STATED EXERCISE
Check every line of the entries below for the word "dạng", and copy the ones that have it.

Dataset records:
((

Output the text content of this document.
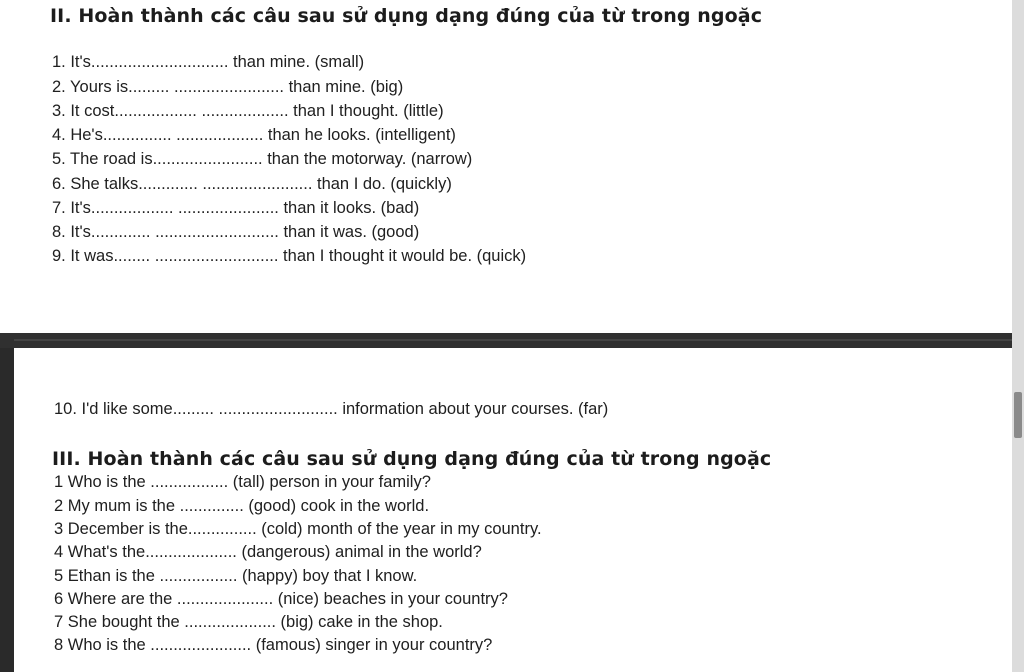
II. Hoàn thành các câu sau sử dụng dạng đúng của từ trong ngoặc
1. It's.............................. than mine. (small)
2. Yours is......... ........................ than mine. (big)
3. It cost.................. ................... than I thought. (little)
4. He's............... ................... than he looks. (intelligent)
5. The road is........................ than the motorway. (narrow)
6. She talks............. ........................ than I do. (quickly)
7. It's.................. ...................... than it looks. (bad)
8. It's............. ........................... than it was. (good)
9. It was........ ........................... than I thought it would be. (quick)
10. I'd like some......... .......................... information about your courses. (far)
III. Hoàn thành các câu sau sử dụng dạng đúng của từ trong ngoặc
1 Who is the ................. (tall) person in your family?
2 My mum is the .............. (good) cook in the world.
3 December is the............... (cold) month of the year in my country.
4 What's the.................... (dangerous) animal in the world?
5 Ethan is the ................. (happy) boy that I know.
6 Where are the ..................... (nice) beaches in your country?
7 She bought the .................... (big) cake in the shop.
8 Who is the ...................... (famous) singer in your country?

))
((

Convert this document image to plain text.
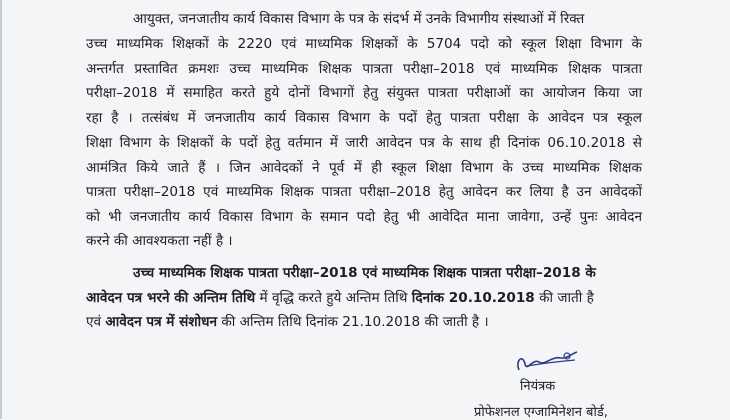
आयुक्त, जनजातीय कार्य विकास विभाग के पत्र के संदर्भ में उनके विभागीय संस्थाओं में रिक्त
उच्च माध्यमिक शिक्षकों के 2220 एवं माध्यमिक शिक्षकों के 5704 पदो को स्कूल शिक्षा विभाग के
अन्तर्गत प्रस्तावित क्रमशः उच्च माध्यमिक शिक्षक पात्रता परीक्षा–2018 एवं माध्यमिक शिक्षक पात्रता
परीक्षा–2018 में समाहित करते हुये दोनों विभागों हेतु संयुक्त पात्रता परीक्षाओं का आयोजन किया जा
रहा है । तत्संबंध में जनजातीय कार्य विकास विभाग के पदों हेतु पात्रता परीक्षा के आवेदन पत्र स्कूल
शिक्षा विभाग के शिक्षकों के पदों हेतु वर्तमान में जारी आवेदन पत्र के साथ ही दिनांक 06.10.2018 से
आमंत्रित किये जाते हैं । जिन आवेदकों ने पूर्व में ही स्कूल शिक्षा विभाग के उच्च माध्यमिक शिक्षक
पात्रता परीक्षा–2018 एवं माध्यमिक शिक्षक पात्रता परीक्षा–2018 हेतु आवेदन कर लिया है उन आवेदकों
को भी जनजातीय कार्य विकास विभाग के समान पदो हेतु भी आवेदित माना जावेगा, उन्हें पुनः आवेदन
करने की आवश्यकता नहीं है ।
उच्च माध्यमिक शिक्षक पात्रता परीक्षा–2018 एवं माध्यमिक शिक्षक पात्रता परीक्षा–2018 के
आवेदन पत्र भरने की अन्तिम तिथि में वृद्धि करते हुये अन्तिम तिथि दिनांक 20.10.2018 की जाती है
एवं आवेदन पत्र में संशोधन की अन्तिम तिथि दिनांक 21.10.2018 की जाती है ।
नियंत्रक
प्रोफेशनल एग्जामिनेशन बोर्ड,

))

TASK RESPONSE
II. Hoàn thành các câu sau sử dụng dạng đúng của từ trong ngoặc
III. Hoàn thành các câu sau sử dụng dạng đúng của từ trong ngoặc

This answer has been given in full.